▸ RECORDS FOR PROCESSING
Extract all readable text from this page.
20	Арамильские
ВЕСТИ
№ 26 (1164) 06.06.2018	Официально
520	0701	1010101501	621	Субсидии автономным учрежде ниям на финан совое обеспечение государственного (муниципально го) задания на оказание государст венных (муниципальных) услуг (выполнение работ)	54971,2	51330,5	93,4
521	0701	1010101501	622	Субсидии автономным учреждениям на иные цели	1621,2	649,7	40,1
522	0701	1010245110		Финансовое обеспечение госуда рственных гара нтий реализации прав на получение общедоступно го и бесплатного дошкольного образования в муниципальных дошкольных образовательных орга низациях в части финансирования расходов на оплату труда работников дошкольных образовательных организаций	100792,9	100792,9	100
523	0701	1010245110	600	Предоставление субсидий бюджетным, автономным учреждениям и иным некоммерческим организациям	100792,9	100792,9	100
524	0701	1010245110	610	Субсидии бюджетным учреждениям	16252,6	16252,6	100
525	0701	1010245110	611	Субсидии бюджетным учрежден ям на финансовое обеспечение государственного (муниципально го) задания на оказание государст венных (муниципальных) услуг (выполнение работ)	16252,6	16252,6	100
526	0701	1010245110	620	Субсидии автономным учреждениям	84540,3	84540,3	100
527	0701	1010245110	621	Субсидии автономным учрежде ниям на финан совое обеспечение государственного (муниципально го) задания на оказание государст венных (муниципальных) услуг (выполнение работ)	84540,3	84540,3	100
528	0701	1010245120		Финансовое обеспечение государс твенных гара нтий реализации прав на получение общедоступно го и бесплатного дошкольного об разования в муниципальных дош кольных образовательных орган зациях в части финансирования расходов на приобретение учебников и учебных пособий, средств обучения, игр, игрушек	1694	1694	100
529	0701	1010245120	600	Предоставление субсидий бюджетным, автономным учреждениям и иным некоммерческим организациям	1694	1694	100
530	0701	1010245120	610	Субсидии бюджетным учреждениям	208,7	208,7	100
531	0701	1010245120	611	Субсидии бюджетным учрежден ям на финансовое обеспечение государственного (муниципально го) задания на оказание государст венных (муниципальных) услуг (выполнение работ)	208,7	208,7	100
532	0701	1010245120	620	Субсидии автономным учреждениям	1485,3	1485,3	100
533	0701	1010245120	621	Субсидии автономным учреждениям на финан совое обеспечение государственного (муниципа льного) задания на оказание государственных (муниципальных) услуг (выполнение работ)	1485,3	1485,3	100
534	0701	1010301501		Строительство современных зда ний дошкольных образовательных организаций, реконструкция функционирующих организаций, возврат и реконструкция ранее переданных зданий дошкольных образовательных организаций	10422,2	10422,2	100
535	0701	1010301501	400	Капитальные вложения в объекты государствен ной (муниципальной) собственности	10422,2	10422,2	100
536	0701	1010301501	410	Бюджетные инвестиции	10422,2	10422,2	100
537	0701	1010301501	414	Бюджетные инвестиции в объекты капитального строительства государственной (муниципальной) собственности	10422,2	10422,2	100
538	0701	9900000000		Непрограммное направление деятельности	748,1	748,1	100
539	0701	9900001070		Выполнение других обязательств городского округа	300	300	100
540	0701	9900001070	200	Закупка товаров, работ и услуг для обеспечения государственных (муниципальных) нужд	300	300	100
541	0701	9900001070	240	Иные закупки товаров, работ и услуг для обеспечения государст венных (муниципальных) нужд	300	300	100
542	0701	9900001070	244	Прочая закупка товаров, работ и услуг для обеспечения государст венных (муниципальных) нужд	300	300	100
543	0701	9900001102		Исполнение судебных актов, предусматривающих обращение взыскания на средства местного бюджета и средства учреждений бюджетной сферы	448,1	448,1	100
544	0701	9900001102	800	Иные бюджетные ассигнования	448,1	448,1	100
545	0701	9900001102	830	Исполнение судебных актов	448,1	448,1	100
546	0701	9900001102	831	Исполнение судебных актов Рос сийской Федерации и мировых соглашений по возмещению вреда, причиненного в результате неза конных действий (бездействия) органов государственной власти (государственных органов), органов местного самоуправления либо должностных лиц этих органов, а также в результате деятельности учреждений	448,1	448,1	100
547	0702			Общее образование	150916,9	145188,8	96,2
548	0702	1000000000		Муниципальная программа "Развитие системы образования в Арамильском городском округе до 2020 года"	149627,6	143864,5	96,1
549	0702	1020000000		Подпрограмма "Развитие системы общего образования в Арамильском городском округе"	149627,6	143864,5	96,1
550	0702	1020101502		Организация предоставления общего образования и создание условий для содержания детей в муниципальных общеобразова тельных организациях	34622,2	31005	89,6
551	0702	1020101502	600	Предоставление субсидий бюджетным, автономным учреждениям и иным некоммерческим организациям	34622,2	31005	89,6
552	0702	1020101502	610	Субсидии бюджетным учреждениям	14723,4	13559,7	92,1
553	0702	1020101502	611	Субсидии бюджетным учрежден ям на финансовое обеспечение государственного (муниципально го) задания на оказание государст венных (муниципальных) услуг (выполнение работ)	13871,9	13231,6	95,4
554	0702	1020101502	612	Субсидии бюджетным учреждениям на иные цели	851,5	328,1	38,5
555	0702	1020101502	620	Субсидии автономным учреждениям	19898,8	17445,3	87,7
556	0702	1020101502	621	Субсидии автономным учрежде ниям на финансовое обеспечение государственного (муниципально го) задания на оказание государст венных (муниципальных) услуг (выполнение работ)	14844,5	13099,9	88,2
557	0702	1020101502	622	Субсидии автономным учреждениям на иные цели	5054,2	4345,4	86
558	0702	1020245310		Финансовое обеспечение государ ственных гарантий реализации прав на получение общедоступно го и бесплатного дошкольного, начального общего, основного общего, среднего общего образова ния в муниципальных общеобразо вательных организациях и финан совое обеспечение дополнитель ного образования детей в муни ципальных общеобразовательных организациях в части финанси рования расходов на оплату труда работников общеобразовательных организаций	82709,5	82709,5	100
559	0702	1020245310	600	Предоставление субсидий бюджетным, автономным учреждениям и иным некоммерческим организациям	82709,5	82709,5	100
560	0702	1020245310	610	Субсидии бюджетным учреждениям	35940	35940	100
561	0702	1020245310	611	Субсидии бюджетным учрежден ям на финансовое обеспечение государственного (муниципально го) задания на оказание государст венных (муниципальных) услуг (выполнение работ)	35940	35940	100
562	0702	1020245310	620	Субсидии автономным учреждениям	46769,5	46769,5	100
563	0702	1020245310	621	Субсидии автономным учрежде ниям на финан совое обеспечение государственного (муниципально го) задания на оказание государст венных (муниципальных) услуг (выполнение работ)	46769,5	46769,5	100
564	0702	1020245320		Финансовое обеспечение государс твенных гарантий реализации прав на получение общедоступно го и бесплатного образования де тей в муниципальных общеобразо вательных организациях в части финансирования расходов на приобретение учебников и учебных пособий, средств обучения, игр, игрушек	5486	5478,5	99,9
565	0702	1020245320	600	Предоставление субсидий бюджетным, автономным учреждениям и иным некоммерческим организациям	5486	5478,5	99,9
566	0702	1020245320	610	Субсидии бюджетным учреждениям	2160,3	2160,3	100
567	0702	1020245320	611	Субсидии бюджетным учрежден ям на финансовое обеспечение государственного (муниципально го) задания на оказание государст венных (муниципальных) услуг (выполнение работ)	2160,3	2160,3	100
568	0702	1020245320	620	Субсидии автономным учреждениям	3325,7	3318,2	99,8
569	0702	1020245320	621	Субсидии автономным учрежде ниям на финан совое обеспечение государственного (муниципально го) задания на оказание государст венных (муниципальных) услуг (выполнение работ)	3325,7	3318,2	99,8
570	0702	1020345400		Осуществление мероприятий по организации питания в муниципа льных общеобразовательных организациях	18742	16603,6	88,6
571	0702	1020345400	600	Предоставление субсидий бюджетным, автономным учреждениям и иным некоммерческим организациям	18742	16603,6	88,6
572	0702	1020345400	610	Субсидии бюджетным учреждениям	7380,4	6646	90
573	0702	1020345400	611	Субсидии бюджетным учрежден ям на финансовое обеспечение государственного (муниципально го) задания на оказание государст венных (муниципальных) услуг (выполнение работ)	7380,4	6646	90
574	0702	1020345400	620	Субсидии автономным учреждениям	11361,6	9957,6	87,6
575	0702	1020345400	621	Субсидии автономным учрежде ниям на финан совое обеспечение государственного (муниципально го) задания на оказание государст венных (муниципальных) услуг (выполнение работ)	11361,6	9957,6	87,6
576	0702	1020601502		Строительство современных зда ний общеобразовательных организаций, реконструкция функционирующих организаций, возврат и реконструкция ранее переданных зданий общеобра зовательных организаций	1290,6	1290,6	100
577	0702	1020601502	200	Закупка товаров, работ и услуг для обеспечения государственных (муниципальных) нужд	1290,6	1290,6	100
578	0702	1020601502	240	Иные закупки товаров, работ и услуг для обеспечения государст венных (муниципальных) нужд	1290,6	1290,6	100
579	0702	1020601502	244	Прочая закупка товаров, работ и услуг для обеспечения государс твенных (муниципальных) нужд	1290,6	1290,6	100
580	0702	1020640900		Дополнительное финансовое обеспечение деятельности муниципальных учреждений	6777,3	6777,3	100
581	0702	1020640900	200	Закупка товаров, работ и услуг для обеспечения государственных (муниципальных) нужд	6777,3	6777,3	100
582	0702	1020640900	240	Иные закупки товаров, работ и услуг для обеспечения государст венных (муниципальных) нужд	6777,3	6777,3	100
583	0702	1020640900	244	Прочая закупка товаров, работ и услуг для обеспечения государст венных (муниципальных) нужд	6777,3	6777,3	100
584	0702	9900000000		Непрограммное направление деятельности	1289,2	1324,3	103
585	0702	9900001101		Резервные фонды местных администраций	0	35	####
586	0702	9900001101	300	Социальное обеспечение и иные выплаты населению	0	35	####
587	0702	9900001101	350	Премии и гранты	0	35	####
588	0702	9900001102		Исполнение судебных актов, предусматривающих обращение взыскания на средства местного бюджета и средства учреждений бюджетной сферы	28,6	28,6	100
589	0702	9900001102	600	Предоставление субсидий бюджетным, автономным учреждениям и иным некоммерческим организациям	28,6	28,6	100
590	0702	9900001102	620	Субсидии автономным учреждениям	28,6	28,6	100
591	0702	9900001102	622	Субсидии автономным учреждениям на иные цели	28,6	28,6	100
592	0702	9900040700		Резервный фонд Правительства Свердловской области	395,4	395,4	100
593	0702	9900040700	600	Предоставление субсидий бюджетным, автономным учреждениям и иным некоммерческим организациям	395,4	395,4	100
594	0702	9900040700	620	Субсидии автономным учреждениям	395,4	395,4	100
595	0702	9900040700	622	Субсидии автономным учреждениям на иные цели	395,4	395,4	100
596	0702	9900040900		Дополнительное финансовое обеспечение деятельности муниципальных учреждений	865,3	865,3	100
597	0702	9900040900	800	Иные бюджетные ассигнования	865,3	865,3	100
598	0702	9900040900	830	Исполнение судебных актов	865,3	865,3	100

▸ WORK TO COMPLETE
How many lines in the records above contain the word "работников"? Give only the number.

▸ SOLUTION FOR THIS PROBLEM
2